● **Problem to work on**: Output every record below exactly as it appears.

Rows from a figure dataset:

--

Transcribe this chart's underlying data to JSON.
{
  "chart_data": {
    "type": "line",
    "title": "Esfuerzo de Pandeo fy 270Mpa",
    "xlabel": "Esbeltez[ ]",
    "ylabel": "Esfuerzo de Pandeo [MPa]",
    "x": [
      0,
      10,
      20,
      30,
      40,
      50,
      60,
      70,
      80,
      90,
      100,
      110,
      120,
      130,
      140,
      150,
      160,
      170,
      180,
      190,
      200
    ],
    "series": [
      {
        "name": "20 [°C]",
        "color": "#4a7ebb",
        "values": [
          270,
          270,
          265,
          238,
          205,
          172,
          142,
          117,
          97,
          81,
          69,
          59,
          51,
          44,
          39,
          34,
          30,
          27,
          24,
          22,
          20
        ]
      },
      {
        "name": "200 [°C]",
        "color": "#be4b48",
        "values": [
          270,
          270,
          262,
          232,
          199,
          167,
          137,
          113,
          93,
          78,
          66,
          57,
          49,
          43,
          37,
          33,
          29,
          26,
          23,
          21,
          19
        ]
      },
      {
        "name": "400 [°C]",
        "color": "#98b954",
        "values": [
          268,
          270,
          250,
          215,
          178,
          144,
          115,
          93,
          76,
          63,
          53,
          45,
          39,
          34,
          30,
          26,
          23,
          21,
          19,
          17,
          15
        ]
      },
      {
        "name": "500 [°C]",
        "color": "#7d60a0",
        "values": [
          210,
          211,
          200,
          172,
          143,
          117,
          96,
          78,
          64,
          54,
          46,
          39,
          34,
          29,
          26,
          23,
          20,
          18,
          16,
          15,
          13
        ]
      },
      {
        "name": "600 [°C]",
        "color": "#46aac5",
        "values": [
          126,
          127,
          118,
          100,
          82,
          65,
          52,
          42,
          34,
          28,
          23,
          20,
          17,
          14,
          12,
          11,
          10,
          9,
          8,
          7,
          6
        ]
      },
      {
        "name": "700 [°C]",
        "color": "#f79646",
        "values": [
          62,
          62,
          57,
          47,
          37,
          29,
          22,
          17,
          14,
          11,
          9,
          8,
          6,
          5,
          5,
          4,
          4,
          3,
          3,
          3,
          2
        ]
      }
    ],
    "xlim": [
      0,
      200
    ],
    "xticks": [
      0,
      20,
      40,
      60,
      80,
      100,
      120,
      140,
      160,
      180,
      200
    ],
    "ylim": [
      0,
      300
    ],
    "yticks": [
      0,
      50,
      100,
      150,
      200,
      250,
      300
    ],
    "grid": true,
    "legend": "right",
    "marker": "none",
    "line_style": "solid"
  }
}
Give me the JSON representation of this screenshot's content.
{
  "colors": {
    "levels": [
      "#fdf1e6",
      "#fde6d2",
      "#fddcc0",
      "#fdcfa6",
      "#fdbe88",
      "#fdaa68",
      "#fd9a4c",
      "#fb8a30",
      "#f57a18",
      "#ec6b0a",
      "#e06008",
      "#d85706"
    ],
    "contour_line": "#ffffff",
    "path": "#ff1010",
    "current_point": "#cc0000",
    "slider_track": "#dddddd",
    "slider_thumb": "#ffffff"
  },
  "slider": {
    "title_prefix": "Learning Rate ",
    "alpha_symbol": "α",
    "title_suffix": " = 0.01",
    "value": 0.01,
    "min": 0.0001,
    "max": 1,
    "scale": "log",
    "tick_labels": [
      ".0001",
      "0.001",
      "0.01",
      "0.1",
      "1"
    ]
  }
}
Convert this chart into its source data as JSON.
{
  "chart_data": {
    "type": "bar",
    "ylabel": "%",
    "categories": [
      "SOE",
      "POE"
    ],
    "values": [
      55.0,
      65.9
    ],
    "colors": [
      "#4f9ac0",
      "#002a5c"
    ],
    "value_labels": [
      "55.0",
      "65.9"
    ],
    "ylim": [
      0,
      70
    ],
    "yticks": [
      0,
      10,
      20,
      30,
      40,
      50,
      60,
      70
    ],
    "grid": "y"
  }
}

--

● **Solution**:
Transcribe this chart's underlying data to JSON.
{
  "chart_data": {
    "type": "line",
    "title": "Esfuerzo de Pandeo fy 270Mpa",
    "xlabel": "Esbeltez[ ]",
    "ylabel": "Esfuerzo de Pandeo [MPa]",
    "x": [
      0,
      10,
      20,
      30,
      40,
      50,
      60,
      70,
      80,
      90,
      100,
      110,
      120,
      130,
      140,
      150,
      160,
      170,
      180,
      190,
      200
    ],
    "series": [
      {
        "name": "20 [°C]",
        "color": "#4a7ebb",
        "values": [
          270,
          270,
          265,
          238,
          205,
          172,
          142,
          117,
          97,
          81,
          69,
          59,
          51,
          44,
          39,
          34,
          30,
          27,
          24,
          22,
          20
        ]
      },
      {
        "name": "200 [°C]",
        "color": "#be4b48",
        "values": [
          270,
          270,
          262,
          232,
          199,
          167,
          137,
          113,
          93,
          78,
          66,
          57,
          49,
          43,
          37,
          33,
          29,
          26,
          23,
          21,
          19
        ]
      },
      {
        "name": "400 [°C]",
        "color": "#98b954",
        "values": [
          268,
          270,
          250,
          215,
          178,
          144,
          115,
          93,
          76,
          63,
          53,
          45,
          39,
          34,
          30,
          26,
          23,
          21,
          19,
          17,
          15
        ]
      },
      {
        "name": "500 [°C]",
        "color": "#7d60a0",
        "values": [
          210,
          211,
          200,
          172,
          143,
          117,
          96,
          78,
          64,
          54,
          46,
          39,
          34,
          29,
          26,
          23,
          20,
          18,
          16,
          15,
          13
        ]
      },
      {
        "name": "600 [°C]",
        "color": "#46aac5",
        "values": [
          126,
          127,
          118,
          100,
          82,
          65,
          52,
          42,
          34,
          28,
          23,
          20,
          17,
          14,
          12,
          11,
          10,
          9,
          8,
          7,
          6
        ]
      },
      {
        "name": "700 [°C]",
        "color": "#f79646",
        "values": [
          62,
          62,
          57,
          47,
          37,
          29,
          22,
          17,
          14,
          11,
          9,
          8,
          6,
          5,
          5,
          4,
          4,
          3,
          3,
          3,
          2
        ]
      }
    ],
    "xlim": [
      0,
      200
    ],
    "xticks": [
      0,
      20,
      40,
      60,
      80,
      100,
      120,
      140,
      160,
      180,
      200
    ],
    "ylim": [
      0,
      300
    ],
    "yticks": [
      0,
      50,
      100,
      150,
      200,
      250,
      300
    ],
    "grid": true,
    "legend": "right",
    "marker": "none",
    "line_style": "solid"
  }
}
Give me the JSON representation of this screenshot's content.
{
  "colors": {
    "levels": [
      "#fdf1e6",
      "#fde6d2",
      "#fddcc0",
      "#fdcfa6",
      "#fdbe88",
      "#fdaa68",
      "#fd9a4c",
      "#fb8a30",
      "#f57a18",
      "#ec6b0a",
      "#e06008",
      "#d85706"
    ],
    "contour_line": "#ffffff",
    "path": "#ff1010",
    "current_point": "#cc0000",
    "slider_track": "#dddddd",
    "slider_thumb": "#ffffff"
  },
  "slider": {
    "title_prefix": "Learning Rate ",
    "alpha_symbol": "α",
    "title_suffix": " = 0.01",
    "value": 0.01,
    "min": 0.0001,
    "max": 1,
    "scale": "log",
    "tick_labels": [
      ".0001",
      "0.001",
      "0.01",
      "0.1",
      "1"
    ]
  }
}
Convert this chart into its source data as JSON.
{
  "chart_data": {
    "type": "bar",
    "ylabel": "%",
    "categories": [
      "SOE",
      "POE"
    ],
    "values": [
      55.0,
      65.9
    ],
    "colors": [
      "#4f9ac0",
      "#002a5c"
    ],
    "value_labels": [
      "55.0",
      "65.9"
    ],
    "ylim": [
      0,
      70
    ],
    "yticks": [
      0,
      10,
      20,
      30,
      40,
      50,
      60,
      70
    ],
    "grid": "y"
  }
}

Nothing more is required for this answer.